Substitute "coordinates" for "bounding boxes" in the lines from the start of the material through the line containing "x-tick-label: 375 bbox=[415, 567, 430, 576]", inclusive, and give only those lines back with everything else unchanged.

---- Material provided

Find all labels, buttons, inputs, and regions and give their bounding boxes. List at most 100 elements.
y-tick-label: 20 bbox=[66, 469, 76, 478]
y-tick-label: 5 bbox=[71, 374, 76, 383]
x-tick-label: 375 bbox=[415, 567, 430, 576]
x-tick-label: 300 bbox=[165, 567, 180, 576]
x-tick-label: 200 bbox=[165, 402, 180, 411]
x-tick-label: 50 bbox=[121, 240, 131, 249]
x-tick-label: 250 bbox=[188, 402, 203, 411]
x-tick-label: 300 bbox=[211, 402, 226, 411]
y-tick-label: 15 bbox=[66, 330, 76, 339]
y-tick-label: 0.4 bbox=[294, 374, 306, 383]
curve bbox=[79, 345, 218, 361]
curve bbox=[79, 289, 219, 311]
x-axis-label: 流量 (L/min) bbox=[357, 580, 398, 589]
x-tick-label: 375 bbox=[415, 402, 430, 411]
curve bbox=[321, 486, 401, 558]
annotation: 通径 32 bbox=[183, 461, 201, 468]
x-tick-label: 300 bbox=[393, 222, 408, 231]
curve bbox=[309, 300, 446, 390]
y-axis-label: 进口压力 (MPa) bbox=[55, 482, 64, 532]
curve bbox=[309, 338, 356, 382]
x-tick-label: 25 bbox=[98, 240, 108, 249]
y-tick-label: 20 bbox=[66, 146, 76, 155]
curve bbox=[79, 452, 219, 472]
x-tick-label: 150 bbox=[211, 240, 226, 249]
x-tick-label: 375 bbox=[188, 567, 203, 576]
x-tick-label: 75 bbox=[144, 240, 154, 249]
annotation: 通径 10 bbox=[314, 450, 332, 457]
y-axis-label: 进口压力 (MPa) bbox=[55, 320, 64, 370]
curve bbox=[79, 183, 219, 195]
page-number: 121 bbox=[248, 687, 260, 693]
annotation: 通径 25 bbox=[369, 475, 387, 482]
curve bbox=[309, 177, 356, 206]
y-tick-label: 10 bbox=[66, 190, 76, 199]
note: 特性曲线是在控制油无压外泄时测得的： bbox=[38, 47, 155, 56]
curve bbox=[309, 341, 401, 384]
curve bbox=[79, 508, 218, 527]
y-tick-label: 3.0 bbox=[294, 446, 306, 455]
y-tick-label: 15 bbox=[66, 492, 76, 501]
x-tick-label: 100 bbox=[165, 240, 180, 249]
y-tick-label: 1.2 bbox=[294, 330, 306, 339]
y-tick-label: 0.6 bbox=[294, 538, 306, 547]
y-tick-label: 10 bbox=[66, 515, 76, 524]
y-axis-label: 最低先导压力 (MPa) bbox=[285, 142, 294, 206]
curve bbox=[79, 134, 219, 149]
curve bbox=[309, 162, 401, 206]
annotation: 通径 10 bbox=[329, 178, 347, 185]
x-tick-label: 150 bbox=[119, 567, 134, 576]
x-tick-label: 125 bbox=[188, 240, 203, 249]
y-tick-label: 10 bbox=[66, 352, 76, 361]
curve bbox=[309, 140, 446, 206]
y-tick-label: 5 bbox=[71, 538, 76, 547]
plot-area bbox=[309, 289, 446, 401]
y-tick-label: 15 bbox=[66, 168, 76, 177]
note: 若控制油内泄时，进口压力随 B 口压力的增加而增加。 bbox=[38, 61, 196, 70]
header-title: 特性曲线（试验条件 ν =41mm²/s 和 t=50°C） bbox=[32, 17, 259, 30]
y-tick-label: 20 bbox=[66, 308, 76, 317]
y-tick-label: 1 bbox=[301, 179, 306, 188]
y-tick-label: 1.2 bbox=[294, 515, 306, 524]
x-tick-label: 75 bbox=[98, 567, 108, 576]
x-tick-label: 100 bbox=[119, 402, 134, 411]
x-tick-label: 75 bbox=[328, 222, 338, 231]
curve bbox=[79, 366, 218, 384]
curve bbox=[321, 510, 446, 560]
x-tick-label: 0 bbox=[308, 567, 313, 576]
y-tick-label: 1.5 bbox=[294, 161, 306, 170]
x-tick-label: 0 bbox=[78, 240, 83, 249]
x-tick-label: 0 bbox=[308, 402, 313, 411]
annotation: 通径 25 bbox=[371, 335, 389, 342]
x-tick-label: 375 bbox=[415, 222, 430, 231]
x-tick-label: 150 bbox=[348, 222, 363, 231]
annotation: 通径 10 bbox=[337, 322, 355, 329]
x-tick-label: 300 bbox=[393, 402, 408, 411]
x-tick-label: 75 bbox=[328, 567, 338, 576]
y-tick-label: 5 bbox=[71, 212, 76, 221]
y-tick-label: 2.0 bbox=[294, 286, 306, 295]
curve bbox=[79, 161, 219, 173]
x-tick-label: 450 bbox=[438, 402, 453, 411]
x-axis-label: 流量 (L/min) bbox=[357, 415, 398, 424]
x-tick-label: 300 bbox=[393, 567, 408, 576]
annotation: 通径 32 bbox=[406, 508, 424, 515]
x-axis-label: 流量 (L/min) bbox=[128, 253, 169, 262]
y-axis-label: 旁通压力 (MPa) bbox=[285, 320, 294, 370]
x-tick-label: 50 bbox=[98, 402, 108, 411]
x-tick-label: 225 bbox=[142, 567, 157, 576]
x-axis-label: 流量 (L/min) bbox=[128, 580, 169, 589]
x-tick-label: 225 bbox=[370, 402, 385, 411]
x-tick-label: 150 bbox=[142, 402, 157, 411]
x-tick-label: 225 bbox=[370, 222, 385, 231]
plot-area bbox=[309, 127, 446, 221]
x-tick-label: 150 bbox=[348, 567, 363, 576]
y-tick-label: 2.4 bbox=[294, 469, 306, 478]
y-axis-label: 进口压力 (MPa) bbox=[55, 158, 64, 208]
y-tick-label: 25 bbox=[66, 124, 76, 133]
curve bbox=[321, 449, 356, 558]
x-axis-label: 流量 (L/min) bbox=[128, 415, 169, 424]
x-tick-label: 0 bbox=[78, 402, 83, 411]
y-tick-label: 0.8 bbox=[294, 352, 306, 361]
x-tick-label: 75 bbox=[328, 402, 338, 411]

--------

The completed task »
Find all labels, buttons, inputs, and regions and give their coordinates. List at most 100 elements.
y-tick-label: 20 bbox=[66, 469, 76, 478]
y-tick-label: 5 bbox=[71, 374, 76, 383]
x-tick-label: 375 bbox=[415, 567, 430, 576]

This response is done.